TO BE DONE =>
Scan the data that follows and count the lines with the string "instructions"; answer with the count alone.

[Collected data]
------
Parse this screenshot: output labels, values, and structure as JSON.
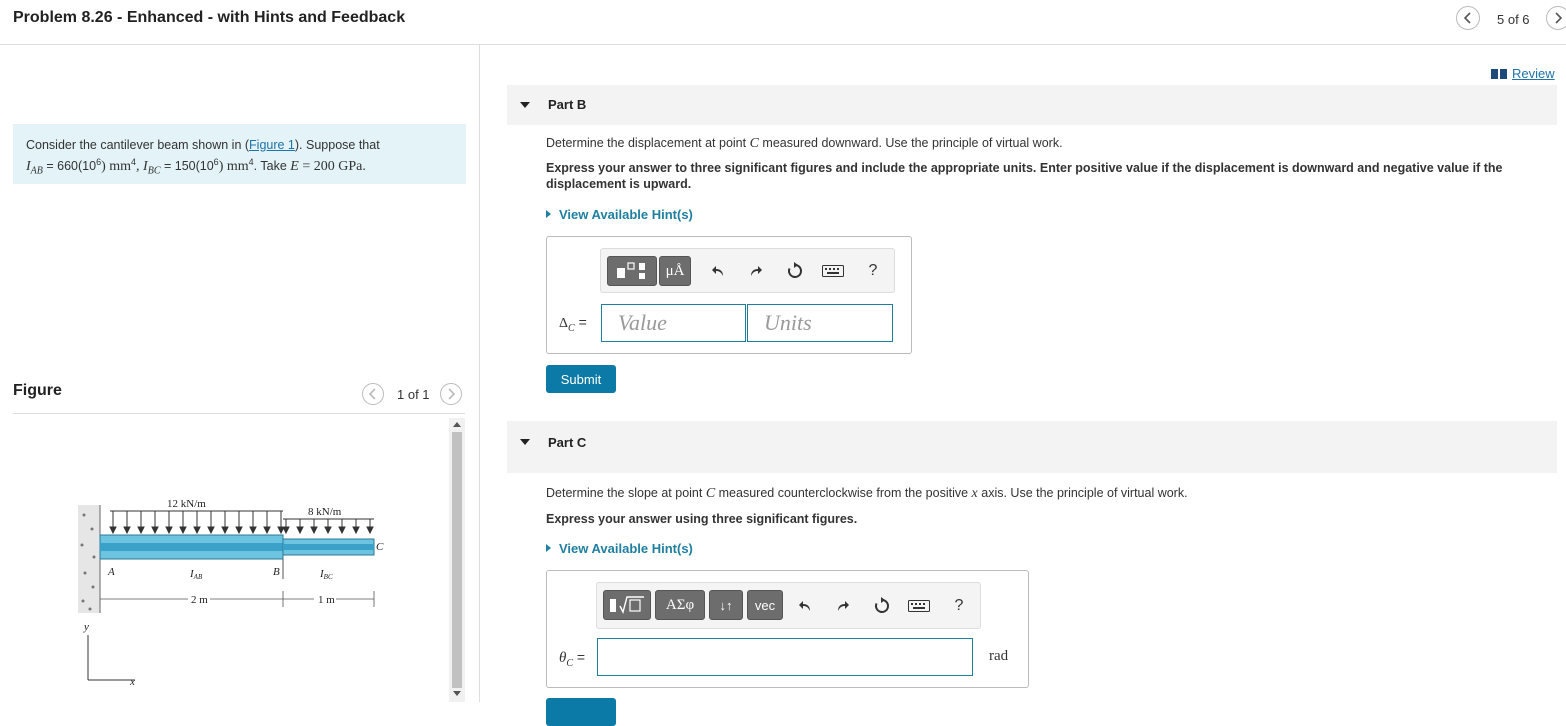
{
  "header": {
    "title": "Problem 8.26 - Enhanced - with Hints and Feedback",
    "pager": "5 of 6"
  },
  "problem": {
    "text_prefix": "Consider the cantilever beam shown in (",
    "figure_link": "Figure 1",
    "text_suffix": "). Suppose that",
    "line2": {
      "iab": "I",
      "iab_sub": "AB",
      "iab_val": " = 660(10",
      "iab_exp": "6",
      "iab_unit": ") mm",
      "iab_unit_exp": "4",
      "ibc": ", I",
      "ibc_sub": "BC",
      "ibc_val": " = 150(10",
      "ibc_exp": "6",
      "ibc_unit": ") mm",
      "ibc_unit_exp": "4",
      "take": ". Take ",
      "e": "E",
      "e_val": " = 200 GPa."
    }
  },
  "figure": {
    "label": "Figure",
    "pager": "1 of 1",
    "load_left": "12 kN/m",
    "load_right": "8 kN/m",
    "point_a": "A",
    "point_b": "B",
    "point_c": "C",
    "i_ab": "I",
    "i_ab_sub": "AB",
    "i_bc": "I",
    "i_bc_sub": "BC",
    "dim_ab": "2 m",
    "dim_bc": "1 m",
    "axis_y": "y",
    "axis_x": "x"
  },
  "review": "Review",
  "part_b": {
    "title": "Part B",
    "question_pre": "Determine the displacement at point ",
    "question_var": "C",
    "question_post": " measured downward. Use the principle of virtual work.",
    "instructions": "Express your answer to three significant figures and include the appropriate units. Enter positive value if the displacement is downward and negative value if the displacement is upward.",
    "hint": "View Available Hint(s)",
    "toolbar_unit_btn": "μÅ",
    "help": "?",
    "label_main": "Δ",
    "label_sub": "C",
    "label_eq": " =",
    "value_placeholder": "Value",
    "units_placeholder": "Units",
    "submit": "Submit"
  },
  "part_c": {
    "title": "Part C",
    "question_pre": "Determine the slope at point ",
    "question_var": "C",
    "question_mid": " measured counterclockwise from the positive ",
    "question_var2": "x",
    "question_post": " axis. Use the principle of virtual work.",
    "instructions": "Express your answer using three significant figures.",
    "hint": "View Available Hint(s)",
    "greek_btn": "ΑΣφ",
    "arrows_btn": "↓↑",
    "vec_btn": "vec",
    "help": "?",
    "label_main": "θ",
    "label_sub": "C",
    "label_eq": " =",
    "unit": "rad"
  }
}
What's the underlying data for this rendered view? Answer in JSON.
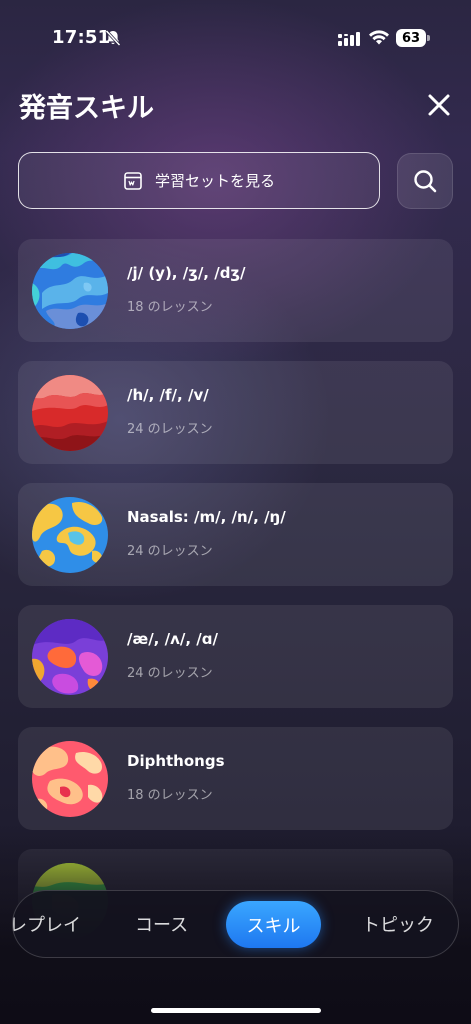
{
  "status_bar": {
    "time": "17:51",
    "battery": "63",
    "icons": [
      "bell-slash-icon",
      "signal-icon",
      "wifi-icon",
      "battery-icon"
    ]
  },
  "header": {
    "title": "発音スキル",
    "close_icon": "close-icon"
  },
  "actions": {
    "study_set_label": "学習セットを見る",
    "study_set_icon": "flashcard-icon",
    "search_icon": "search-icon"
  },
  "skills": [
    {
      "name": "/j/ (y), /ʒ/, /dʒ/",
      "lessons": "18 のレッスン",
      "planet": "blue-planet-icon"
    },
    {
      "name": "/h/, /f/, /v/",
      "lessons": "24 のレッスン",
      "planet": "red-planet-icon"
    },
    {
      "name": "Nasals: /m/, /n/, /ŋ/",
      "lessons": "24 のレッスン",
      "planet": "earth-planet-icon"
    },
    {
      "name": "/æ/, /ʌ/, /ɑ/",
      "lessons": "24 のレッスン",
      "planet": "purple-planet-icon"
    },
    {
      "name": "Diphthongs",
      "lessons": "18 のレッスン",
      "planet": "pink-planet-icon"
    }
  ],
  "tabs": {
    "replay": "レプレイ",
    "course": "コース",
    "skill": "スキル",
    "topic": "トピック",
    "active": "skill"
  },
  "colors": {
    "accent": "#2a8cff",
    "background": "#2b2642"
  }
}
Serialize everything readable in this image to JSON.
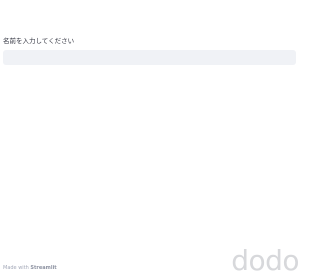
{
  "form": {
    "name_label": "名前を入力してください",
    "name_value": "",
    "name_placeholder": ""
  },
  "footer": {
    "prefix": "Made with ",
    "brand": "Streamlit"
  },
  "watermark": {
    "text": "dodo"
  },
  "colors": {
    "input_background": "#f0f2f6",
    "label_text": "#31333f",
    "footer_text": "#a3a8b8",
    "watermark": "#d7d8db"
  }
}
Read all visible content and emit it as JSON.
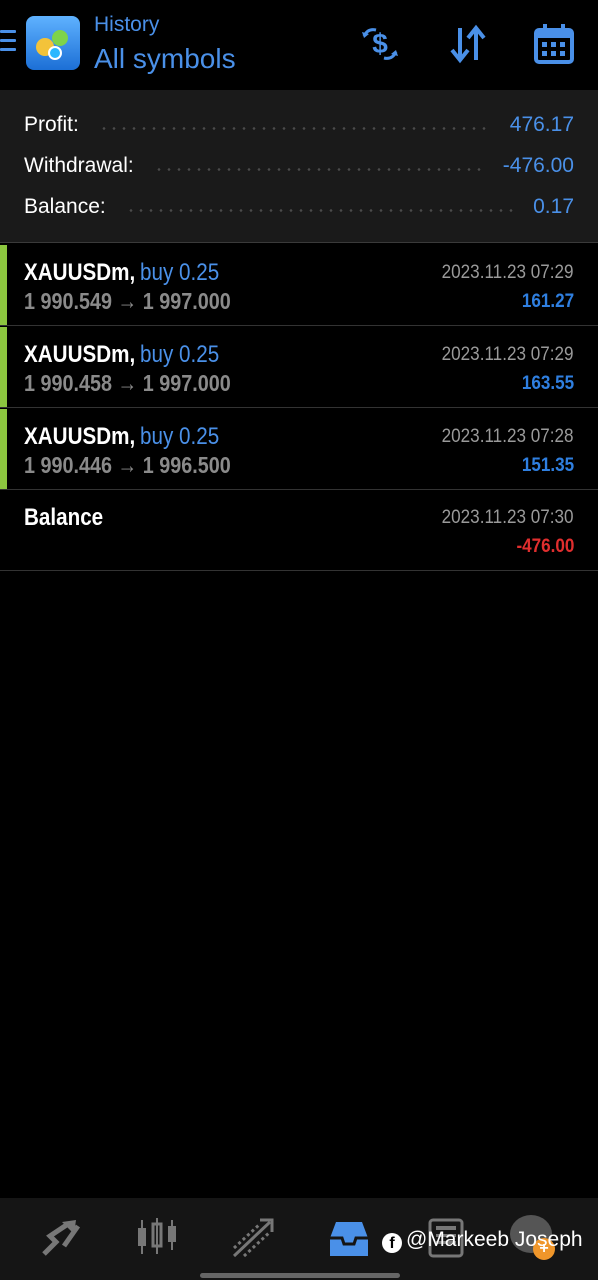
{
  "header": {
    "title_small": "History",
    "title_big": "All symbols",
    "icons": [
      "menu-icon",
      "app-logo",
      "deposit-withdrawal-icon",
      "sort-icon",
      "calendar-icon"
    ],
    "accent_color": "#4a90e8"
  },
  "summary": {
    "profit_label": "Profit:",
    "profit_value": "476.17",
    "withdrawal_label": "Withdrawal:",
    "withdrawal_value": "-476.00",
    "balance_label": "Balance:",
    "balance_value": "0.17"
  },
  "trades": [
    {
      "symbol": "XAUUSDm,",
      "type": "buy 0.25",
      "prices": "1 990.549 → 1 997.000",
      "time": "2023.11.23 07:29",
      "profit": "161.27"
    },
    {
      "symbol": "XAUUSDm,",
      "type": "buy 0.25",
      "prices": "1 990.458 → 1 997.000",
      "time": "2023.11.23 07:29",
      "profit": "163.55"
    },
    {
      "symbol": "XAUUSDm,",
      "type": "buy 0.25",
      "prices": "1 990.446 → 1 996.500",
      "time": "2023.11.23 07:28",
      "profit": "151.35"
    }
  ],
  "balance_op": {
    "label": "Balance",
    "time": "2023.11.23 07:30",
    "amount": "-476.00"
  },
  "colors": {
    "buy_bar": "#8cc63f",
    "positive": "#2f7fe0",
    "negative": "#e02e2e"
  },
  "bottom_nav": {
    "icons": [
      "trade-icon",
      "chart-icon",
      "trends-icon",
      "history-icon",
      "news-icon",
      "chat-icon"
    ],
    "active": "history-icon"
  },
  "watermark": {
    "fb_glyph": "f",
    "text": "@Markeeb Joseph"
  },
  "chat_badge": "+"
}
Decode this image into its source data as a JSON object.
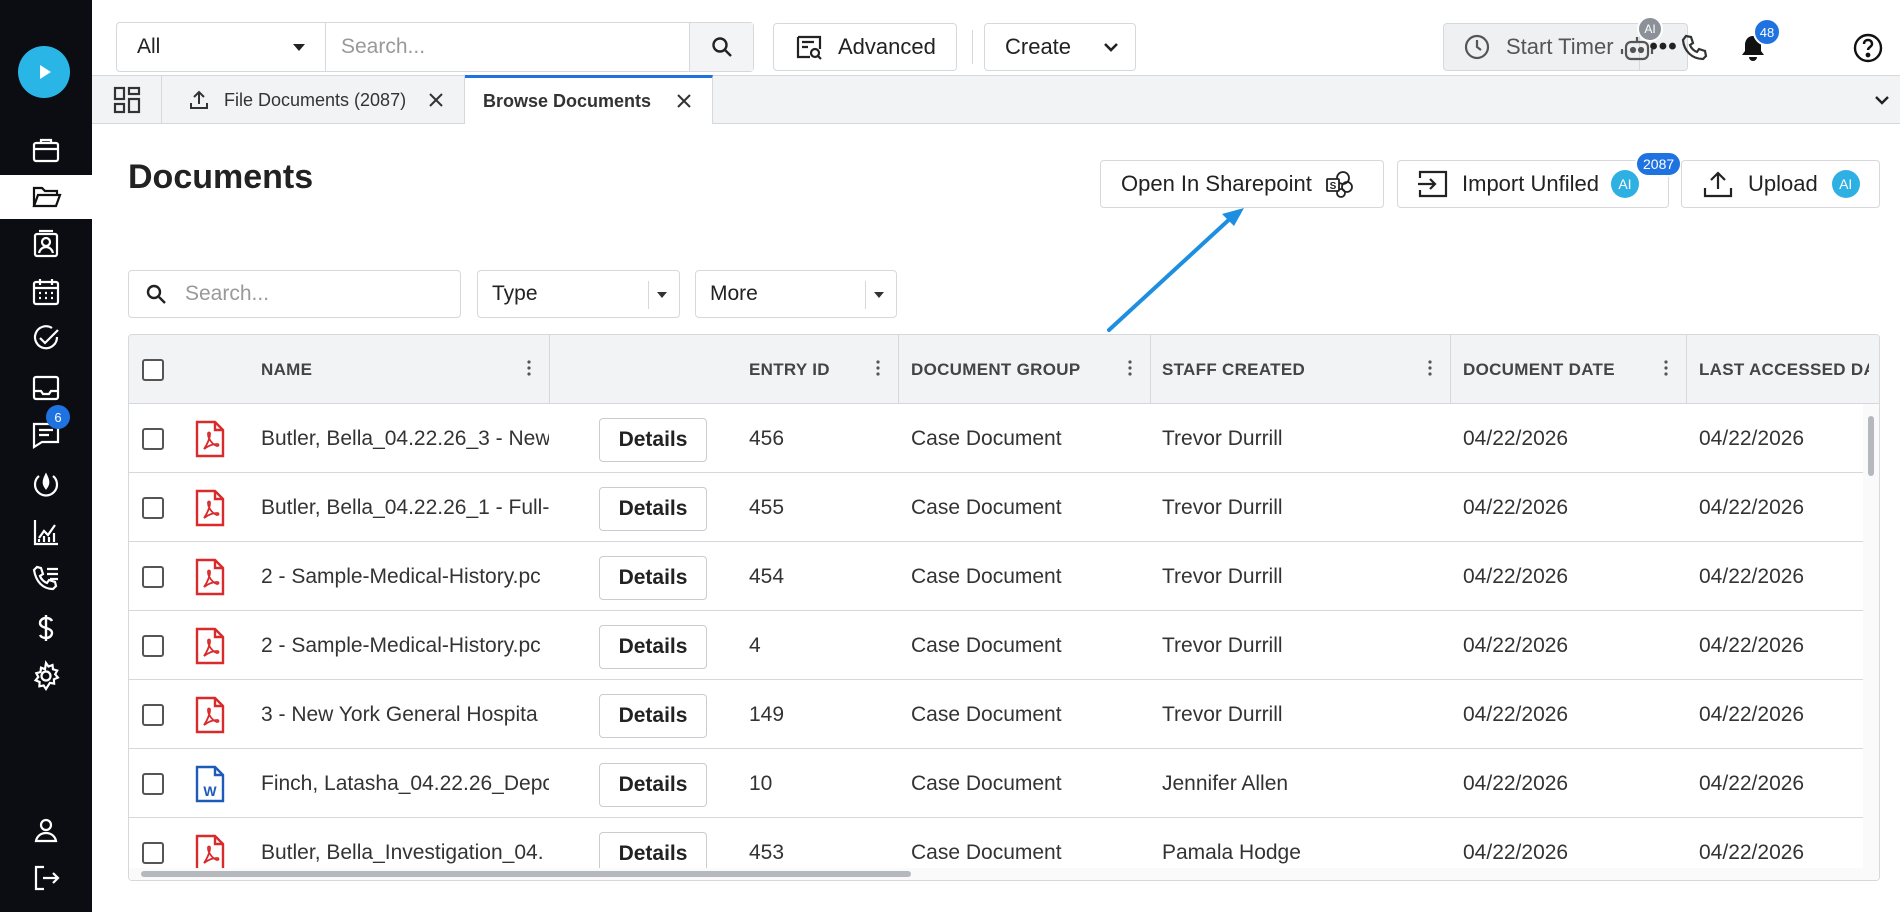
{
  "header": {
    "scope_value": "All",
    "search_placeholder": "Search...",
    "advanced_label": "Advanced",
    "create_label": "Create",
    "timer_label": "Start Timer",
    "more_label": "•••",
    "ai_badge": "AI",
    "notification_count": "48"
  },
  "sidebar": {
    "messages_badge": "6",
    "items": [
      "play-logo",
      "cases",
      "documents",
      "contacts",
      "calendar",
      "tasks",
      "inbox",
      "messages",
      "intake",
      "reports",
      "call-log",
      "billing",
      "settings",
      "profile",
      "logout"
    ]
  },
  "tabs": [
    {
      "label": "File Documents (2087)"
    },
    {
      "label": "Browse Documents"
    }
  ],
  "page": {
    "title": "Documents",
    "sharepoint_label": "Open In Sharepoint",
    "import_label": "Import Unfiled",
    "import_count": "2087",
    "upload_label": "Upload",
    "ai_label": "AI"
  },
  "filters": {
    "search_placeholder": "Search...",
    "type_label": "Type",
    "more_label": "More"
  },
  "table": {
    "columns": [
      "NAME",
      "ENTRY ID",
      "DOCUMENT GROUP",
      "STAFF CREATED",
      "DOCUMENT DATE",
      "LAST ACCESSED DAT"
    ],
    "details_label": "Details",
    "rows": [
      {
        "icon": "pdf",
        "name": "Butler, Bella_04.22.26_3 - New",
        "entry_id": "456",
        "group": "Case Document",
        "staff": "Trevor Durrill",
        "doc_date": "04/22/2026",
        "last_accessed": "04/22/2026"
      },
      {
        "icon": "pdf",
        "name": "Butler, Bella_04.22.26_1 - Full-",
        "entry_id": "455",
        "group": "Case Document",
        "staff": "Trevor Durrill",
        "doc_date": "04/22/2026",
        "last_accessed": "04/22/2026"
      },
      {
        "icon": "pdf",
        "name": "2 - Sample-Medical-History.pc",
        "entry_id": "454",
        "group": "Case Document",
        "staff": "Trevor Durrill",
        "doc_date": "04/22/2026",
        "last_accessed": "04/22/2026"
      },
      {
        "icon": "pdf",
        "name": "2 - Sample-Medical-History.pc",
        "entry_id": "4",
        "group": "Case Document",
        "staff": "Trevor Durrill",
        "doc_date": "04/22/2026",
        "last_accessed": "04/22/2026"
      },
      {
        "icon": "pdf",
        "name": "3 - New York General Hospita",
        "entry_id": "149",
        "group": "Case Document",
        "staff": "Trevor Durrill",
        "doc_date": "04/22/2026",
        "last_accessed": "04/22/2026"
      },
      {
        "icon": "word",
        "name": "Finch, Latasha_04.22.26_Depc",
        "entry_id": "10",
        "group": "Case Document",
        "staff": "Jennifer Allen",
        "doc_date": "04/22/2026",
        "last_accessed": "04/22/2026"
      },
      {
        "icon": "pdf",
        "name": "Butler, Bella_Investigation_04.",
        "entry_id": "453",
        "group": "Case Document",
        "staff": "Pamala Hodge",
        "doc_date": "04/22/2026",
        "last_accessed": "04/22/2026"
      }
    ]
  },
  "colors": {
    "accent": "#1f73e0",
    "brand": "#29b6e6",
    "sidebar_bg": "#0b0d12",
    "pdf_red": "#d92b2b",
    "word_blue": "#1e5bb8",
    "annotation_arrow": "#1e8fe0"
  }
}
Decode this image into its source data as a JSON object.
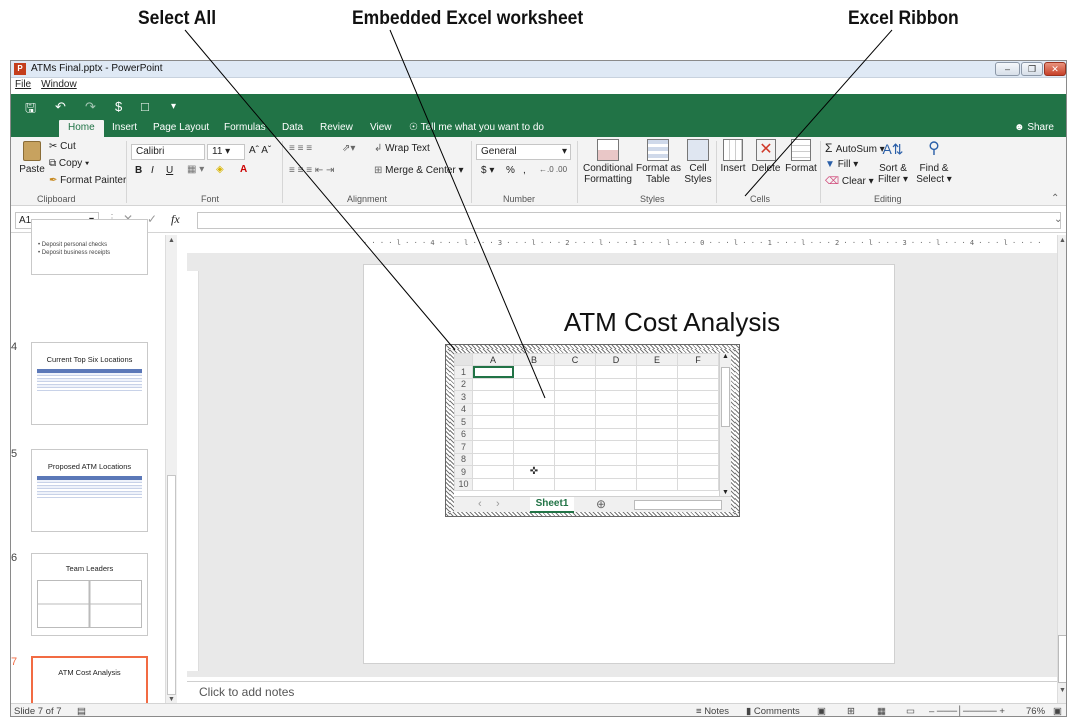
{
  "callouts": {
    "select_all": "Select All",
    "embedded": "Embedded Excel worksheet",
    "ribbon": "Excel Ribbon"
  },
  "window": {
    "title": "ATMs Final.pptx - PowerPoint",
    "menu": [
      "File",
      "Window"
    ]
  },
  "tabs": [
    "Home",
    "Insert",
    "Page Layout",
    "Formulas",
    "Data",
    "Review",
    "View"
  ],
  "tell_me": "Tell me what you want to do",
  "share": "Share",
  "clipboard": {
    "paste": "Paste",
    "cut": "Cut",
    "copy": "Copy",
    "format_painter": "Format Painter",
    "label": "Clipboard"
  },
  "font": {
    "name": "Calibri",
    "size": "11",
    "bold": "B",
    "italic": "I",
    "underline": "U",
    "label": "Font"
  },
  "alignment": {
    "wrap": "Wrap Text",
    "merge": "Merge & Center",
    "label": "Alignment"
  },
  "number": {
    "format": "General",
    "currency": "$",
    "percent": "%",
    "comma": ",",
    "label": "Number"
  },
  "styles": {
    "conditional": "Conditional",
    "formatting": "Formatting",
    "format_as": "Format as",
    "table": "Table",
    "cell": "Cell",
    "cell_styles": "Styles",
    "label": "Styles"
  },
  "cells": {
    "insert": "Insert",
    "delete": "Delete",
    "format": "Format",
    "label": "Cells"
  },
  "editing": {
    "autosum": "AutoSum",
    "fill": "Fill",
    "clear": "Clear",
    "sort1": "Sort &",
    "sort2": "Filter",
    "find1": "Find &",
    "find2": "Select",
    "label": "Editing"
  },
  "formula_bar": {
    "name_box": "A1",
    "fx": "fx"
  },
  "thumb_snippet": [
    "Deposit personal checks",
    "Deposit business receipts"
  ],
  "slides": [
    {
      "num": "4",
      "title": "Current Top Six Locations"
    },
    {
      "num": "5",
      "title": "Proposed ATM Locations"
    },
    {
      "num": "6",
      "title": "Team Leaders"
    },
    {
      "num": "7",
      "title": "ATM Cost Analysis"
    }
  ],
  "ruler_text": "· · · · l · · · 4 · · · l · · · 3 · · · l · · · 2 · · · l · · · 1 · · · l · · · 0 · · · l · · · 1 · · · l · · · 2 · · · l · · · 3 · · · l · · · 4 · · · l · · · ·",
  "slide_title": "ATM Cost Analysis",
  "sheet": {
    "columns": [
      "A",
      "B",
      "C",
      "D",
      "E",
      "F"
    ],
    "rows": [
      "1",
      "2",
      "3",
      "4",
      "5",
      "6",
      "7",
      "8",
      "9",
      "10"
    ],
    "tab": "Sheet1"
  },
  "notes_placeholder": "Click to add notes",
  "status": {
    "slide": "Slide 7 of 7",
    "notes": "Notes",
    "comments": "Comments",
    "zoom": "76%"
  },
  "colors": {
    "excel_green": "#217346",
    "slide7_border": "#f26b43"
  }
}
------
EXPECTED ANSWER =>
2